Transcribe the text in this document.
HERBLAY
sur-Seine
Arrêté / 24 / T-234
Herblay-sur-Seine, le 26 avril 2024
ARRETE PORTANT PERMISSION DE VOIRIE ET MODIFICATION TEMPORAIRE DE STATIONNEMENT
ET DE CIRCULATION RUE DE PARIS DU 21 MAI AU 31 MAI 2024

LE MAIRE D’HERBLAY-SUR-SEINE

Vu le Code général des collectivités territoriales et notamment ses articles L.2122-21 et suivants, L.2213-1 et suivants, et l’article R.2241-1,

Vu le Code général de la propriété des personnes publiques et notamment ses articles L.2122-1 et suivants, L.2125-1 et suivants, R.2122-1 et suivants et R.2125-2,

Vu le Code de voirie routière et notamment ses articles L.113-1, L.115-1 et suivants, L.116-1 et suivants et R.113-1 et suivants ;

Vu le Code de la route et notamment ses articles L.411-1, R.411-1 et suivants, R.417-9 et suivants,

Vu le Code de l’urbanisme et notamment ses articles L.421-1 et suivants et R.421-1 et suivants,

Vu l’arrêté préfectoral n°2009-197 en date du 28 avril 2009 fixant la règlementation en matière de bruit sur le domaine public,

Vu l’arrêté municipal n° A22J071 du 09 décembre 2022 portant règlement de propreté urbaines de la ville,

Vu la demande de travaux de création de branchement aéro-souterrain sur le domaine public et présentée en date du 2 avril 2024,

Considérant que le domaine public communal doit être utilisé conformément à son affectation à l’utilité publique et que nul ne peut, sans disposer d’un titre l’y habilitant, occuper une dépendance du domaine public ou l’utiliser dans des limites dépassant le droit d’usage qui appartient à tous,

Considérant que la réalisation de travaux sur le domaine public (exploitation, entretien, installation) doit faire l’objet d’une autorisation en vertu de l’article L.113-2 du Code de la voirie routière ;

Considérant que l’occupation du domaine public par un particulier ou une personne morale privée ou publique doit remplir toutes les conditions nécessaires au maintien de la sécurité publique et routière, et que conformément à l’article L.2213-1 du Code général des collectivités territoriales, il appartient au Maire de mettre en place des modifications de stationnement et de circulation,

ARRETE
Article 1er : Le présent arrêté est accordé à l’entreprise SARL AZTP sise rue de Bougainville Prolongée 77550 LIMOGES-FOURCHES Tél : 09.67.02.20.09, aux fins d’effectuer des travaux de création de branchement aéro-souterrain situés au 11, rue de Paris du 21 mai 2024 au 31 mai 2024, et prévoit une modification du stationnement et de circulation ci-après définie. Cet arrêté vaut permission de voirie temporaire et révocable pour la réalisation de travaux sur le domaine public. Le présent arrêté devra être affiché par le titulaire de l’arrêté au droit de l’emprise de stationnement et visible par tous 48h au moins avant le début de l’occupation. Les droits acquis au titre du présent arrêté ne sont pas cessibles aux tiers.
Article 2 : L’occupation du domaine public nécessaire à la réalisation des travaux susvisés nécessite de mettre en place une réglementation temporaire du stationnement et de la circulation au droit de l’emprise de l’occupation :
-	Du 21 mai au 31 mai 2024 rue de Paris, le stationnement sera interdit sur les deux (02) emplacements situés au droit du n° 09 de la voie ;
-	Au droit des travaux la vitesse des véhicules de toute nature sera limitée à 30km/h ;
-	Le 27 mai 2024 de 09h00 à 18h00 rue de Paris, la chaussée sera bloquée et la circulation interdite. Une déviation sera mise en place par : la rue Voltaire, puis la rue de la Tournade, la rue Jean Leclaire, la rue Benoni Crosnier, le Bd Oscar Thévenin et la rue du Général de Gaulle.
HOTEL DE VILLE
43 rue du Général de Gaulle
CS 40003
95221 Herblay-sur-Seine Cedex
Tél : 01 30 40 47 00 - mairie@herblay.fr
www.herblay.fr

_What you will do_:
Copy out the full listing exactly.

_The response_:
Transcribe the text in this document.
HERBLAY
sur-Seine
Arrêté / 24 / T-234
Herblay-sur-Seine, le 26 avril 2024
ARRETE PORTANT PERMISSION DE VOIRIE ET MODIFICATION TEMPORAIRE DE STATIONNEMENT
ET DE CIRCULATION RUE DE PARIS DU 21 MAI AU 31 MAI 2024

LE MAIRE D’HERBLAY-SUR-SEINE

Vu le Code général des collectivités territoriales et notamment ses articles L.2122-21 et suivants, L.2213-1 et suivants, et l’article R.2241-1,

Vu le Code général de la propriété des personnes publiques et notamment ses articles L.2122-1 et suivants, L.2125-1 et suivants, R.2122-1 et suivants et R.2125-2,

Vu le Code de voirie routière et notamment ses articles L.113-1, L.115-1 et suivants, L.116-1 et suivants et R.113-1 et suivants ;

Vu le Code de la route et notamment ses articles L.411-1, R.411-1 et suivants, R.417-9 et suivants,

Vu le Code de l’urbanisme et notamment ses articles L.421-1 et suivants et R.421-1 et suivants,

Vu l’arrêté préfectoral n°2009-197 en date du 28 avril 2009 fixant la règlementation en matière de bruit sur le domaine public,

Vu l’arrêté municipal n° A22J071 du 09 décembre 2022 portant règlement de propreté urbaines de la ville,

Vu la demande de travaux de création de branchement aéro-souterrain sur le domaine public et présentée en date du 2 avril 2024,

Considérant que le domaine public communal doit être utilisé conformément à son affectation à l’utilité publique et que nul ne peut, sans disposer d’un titre l’y habilitant, occuper une dépendance du domaine public ou l’utiliser dans des limites dépassant le droit d’usage qui appartient à tous,

Considérant que la réalisation de travaux sur le domaine public (exploitation, entretien, installation) doit faire l’objet d’une autorisation en vertu de l’article L.113-2 du Code de la voirie routière ;

Considérant que l’occupation du domaine public par un particulier ou une personne morale privée ou publique doit remplir toutes les conditions nécessaires au maintien de la sécurité publique et routière, et que conformément à l’article L.2213-1 du Code général des collectivités territoriales, il appartient au Maire de mettre en place des modifications de stationnement et de circulation,

ARRETE
Article 1er : Le présent arrêté est accordé à l’entreprise SARL AZTP sise rue de Bougainville Prolongée 77550 LIMOGES-FOURCHES Tél : 09.67.02.20.09, aux fins d’effectuer des travaux de création de branchement aéro-souterrain situés au 11, rue de Paris du 21 mai 2024 au 31 mai 2024, et prévoit une modification du stationnement et de circulation ci-après définie. Cet arrêté vaut permission de voirie temporaire et révocable pour la réalisation de travaux sur le domaine public. Le présent arrêté devra être affiché par le titulaire de l’arrêté au droit de l’emprise de stationnement et visible par tous 48h au moins avant le début de l’occupation. Les droits acquis au titre du présent arrêté ne sont pas cessibles aux tiers.
Article 2 : L’occupation du domaine public nécessaire à la réalisation des travaux susvisés nécessite de mettre en place une réglementation temporaire du stationnement et de la circulation au droit de l’emprise de l’occupation :
-	Du 21 mai au 31 mai 2024 rue de Paris, le stationnement sera interdit sur les deux (02) emplacements situés au droit du n° 09 de la voie ;
-	Au droit des travaux la vitesse des véhicules de toute nature sera limitée à 30km/h ;
-	Le 27 mai 2024 de 09h00 à 18h00 rue de Paris, la chaussée sera bloquée et la circulation interdite. Une déviation sera mise en place par : la rue Voltaire, puis la rue de la Tournade, la rue Jean Leclaire, la rue Benoni Crosnier, le Bd Oscar Thévenin et la rue du Général de Gaulle.
HOTEL DE VILLE
43 rue du Général de Gaulle
CS 40003
95221 Herblay-sur-Seine Cedex
Tél : 01 30 40 47 00 - mairie@herblay.fr
www.herblay.fr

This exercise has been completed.